Entries from a dataset:
######
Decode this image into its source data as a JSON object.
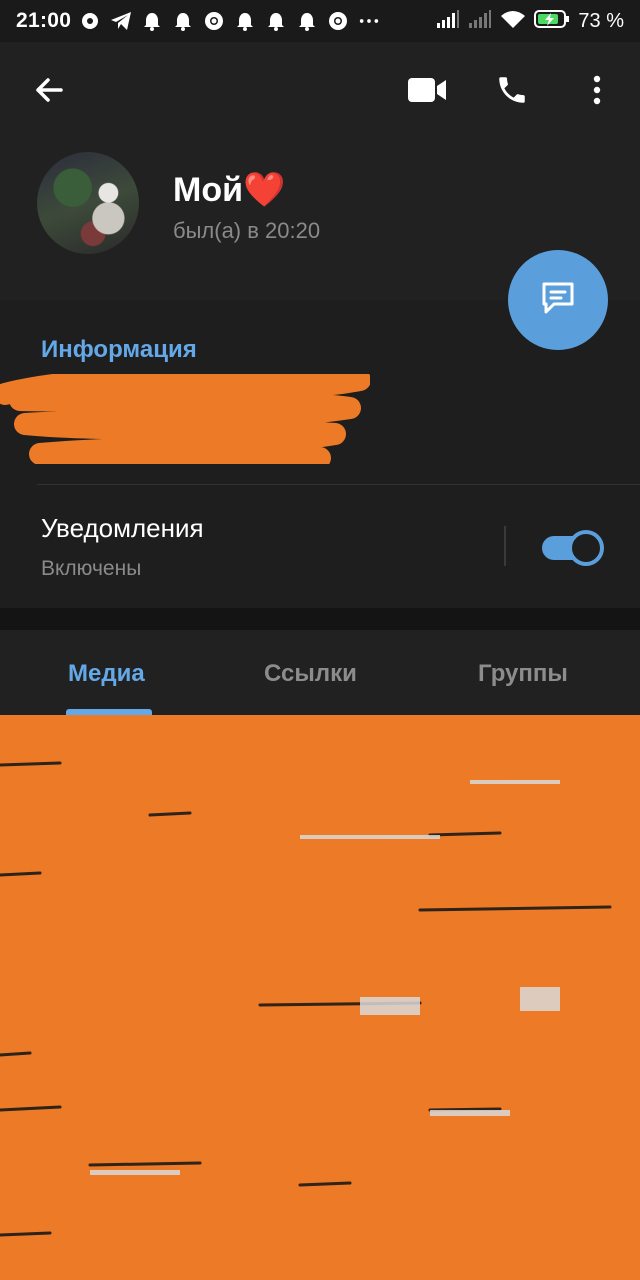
{
  "status_bar": {
    "time": "21:00",
    "battery": "73 %",
    "icons": [
      "alarm-icon",
      "telegram-icon",
      "alarm-icon",
      "alarm-icon",
      "chrome-icon",
      "alarm-icon",
      "alarm-icon",
      "alarm-icon",
      "chrome-icon",
      "more-dots-icon",
      "signal-icon",
      "signal-icon",
      "wifi-icon",
      "battery-icon"
    ]
  },
  "toolbar": {
    "back_icon": "arrow-left-icon",
    "video_icon": "video-call-icon",
    "call_icon": "phone-icon",
    "menu_icon": "more-vert-icon"
  },
  "profile": {
    "name": "Мой❤️",
    "last_seen": "был(а) в 20:20"
  },
  "info": {
    "section_title": "Информация",
    "notifications_label": "Уведомления",
    "notifications_value": "Включены",
    "notifications_enabled": true
  },
  "tabs": [
    {
      "label": "Медиа",
      "active": true
    },
    {
      "label": "Ссылки",
      "active": false
    },
    {
      "label": "Группы",
      "active": false
    }
  ],
  "colors": {
    "accent": "#64a8e8",
    "fab": "#5a9fdb",
    "redaction": "#ed7a26",
    "background": "#1f1f1f"
  }
}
######
Return each line exactly as written. Any picture gets left out.

Decode this image into its source data as a JSON object.
{
  "status_bar": {
    "time": "21:00",
    "battery": "73 %",
    "icons": [
      "alarm-icon",
      "telegram-icon",
      "alarm-icon",
      "alarm-icon",
      "chrome-icon",
      "alarm-icon",
      "alarm-icon",
      "alarm-icon",
      "chrome-icon",
      "more-dots-icon",
      "signal-icon",
      "signal-icon",
      "wifi-icon",
      "battery-icon"
    ]
  },
  "toolbar": {
    "back_icon": "arrow-left-icon",
    "video_icon": "video-call-icon",
    "call_icon": "phone-icon",
    "menu_icon": "more-vert-icon"
  },
  "profile": {
    "name": "Мой❤️",
    "last_seen": "был(а) в 20:20"
  },
  "info": {
    "section_title": "Информация",
    "notifications_label": "Уведомления",
    "notifications_value": "Включены",
    "notifications_enabled": true
  },
  "tabs": [
    {
      "label": "Медиа",
      "active": true
    },
    {
      "label": "Ссылки",
      "active": false
    },
    {
      "label": "Группы",
      "active": false
    }
  ],
  "colors": {
    "accent": "#64a8e8",
    "fab": "#5a9fdb",
    "redaction": "#ed7a26",
    "background": "#1f1f1f"
  }
}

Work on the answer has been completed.